• **GIVEN REQUEST**:
Copy down all of the data underneath, exactly as shown.

═══ ENTRIES SUPPLIED

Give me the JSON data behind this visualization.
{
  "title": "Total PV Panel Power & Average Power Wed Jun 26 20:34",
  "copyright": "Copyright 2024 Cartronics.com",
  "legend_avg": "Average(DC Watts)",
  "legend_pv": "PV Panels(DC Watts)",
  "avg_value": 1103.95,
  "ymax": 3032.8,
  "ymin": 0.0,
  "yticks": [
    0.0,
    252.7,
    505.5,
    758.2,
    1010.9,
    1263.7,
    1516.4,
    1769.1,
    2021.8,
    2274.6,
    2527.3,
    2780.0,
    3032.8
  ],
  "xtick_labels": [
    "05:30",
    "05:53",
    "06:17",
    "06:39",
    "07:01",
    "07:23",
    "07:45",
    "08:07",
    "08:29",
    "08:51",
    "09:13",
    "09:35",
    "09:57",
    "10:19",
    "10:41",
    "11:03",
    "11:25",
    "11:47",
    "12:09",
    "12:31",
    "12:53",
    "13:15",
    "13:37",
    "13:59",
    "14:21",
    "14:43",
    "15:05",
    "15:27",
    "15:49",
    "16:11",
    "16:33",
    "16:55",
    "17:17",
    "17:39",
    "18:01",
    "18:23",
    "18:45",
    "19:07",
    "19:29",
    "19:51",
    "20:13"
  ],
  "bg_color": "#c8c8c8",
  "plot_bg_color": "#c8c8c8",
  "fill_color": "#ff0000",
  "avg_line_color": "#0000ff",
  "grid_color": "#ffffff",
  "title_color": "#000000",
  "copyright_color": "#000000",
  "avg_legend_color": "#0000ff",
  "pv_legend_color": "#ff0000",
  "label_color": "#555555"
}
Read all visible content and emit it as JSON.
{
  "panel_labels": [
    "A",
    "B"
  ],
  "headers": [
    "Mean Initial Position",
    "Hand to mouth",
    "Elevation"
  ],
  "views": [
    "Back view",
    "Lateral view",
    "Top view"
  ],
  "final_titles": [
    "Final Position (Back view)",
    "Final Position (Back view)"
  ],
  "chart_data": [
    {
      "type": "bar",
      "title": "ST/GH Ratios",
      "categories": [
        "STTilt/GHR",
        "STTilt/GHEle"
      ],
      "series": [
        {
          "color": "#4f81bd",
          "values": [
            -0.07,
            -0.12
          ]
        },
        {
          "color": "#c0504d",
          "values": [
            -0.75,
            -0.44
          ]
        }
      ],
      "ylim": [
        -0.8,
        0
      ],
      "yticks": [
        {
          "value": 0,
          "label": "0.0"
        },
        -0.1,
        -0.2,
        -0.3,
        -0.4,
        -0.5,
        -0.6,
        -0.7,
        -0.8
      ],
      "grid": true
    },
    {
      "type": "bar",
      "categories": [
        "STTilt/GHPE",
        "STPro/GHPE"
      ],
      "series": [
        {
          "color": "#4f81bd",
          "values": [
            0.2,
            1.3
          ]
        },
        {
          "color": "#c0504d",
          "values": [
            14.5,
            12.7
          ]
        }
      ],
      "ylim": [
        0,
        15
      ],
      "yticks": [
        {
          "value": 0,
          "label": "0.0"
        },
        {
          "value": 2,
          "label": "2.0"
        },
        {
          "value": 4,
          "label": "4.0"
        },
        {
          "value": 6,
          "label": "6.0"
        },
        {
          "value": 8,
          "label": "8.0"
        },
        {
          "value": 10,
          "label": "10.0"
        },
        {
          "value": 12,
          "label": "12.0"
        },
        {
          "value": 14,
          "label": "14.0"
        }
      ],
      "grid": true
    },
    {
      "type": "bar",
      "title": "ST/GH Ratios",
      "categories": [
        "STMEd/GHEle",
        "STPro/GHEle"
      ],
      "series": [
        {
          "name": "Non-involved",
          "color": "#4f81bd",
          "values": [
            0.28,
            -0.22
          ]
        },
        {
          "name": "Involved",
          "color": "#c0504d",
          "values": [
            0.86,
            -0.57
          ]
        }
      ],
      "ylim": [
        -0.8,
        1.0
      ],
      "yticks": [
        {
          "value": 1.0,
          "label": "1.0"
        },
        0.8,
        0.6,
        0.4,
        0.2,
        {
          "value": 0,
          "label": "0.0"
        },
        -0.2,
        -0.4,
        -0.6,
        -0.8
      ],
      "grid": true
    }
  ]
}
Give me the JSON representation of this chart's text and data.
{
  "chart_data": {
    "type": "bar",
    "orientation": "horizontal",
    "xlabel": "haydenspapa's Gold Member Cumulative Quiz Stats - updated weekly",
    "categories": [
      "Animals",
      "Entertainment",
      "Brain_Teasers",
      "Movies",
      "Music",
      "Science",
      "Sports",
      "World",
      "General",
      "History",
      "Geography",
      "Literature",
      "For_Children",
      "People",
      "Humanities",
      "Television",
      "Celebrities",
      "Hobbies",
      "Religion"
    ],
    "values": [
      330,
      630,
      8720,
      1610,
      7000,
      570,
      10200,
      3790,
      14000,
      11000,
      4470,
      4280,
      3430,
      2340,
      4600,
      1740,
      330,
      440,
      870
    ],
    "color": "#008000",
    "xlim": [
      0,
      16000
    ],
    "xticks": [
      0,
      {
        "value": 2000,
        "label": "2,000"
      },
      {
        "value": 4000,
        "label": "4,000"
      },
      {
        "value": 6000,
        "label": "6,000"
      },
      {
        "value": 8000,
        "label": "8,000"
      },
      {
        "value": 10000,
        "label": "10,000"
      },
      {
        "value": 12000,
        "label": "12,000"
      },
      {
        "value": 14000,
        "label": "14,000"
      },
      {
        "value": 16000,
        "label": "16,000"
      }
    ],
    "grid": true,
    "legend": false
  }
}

══════

• **FULL RESPONSE**:
Give me the JSON data behind this visualization.
{
  "title": "Total PV Panel Power & Average Power Wed Jun 26 20:34",
  "copyright": "Copyright 2024 Cartronics.com",
  "legend_avg": "Average(DC Watts)",
  "legend_pv": "PV Panels(DC Watts)",
  "avg_value": 1103.95,
  "ymax": 3032.8,
  "ymin": 0.0,
  "yticks": [
    0.0,
    252.7,
    505.5,
    758.2,
    1010.9,
    1263.7,
    1516.4,
    1769.1,
    2021.8,
    2274.6,
    2527.3,
    2780.0,
    3032.8
  ],
  "xtick_labels": [
    "05:30",
    "05:53",
    "06:17",
    "06:39",
    "07:01",
    "07:23",
    "07:45",
    "08:07",
    "08:29",
    "08:51",
    "09:13",
    "09:35",
    "09:57",
    "10:19",
    "10:41",
    "11:03",
    "11:25",
    "11:47",
    "12:09",
    "12:31",
    "12:53",
    "13:15",
    "13:37",
    "13:59",
    "14:21",
    "14:43",
    "15:05",
    "15:27",
    "15:49",
    "16:11",
    "16:33",
    "16:55",
    "17:17",
    "17:39",
    "18:01",
    "18:23",
    "18:45",
    "19:07",
    "19:29",
    "19:51",
    "20:13"
  ],
  "bg_color": "#c8c8c8",
  "plot_bg_color": "#c8c8c8",
  "fill_color": "#ff0000",
  "avg_line_color": "#0000ff",
  "grid_color": "#ffffff",
  "title_color": "#000000",
  "copyright_color": "#000000",
  "avg_legend_color": "#0000ff",
  "pv_legend_color": "#ff0000",
  "label_color": "#555555"
}
Read all visible content and emit it as JSON.
{
  "panel_labels": [
    "A",
    "B"
  ],
  "headers": [
    "Mean Initial Position",
    "Hand to mouth",
    "Elevation"
  ],
  "views": [
    "Back view",
    "Lateral view",
    "Top view"
  ],
  "final_titles": [
    "Final Position (Back view)",
    "Final Position (Back view)"
  ],
  "chart_data": [
    {
      "type": "bar",
      "title": "ST/GH Ratios",
      "categories": [
        "STTilt/GHR",
        "STTilt/GHEle"
      ],
      "series": [
        {
          "color": "#4f81bd",
          "values": [
            -0.07,
            -0.12
          ]
        },
        {
          "color": "#c0504d",
          "values": [
            -0.75,
            -0.44
          ]
        }
      ],
      "ylim": [
        -0.8,
        0
      ],
      "yticks": [
        {
          "value": 0,
          "label": "0.0"
        },
        -0.1,
        -0.2,
        -0.3,
        -0.4,
        -0.5,
        -0.6,
        -0.7,
        -0.8
      ],
      "grid": true
    },
    {
      "type": "bar",
      "categories": [
        "STTilt/GHPE",
        "STPro/GHPE"
      ],
      "series": [
        {
          "color": "#4f81bd",
          "values": [
            0.2,
            1.3
          ]
        },
        {
          "color": "#c0504d",
          "values": [
            14.5,
            12.7
          ]
        }
      ],
      "ylim": [
        0,
        15
      ],
      "yticks": [
        {
          "value": 0,
          "label": "0.0"
        },
        {
          "value": 2,
          "label": "2.0"
        },
        {
          "value": 4,
          "label": "4.0"
        },
        {
          "value": 6,
          "label": "6.0"
        },
        {
          "value": 8,
          "label": "8.0"
        },
        {
          "value": 10,
          "label": "10.0"
        },
        {
          "value": 12,
          "label": "12.0"
        },
        {
          "value": 14,
          "label": "14.0"
        }
      ],
      "grid": true
    },
    {
      "type": "bar",
      "title": "ST/GH Ratios",
      "categories": [
        "STMEd/GHEle",
        "STPro/GHEle"
      ],
      "series": [
        {
          "name": "Non-involved",
          "color": "#4f81bd",
          "values": [
            0.28,
            -0.22
          ]
        },
        {
          "name": "Involved",
          "color": "#c0504d",
          "values": [
            0.86,
            -0.57
          ]
        }
      ],
      "ylim": [
        -0.8,
        1.0
      ],
      "yticks": [
        {
          "value": 1.0,
          "label": "1.0"
        },
        0.8,
        0.6,
        0.4,
        0.2,
        {
          "value": 0,
          "label": "0.0"
        },
        -0.2,
        -0.4,
        -0.6,
        -0.8
      ],
      "grid": true
    }
  ]
}
Give me the JSON representation of this chart's text and data.
{
  "chart_data": {
    "type": "bar",
    "orientation": "horizontal",
    "xlabel": "haydenspapa's Gold Member Cumulative Quiz Stats - updated weekly",
    "categories": [
      "Animals",
      "Entertainment",
      "Brain_Teasers",
      "Movies",
      "Music",
      "Science",
      "Sports",
      "World",
      "General",
      "History",
      "Geography",
      "Literature",
      "For_Children",
      "People",
      "Humanities",
      "Television",
      "Celebrities",
      "Hobbies",
      "Religion"
    ],
    "values": [
      330,
      630,
      8720,
      1610,
      7000,
      570,
      10200,
      3790,
      14000,
      11000,
      4470,
      4280,
      3430,
      2340,
      4600,
      1740,
      330,
      440,
      870
    ],
    "color": "#008000",
    "xlim": [
      0,
      16000
    ],
    "xticks": [
      0,
      {
        "value": 2000,
        "label": "2,000"
      },
      {
        "value": 4000,
        "label": "4,000"
      },
      {
        "value": 6000,
        "label": "6,000"
      },
      {
        "value": 8000,
        "label": "8,000"
      },
      {
        "value": 10000,
        "label": "10,000"
      },
      {
        "value": 12000,
        "label": "12,000"
      },
      {
        "value": 14000,
        "label": "14,000"
      },
      {
        "value": 16000,
        "label": "16,000"
      }
    ],
    "grid": true,
    "legend": false
  }
}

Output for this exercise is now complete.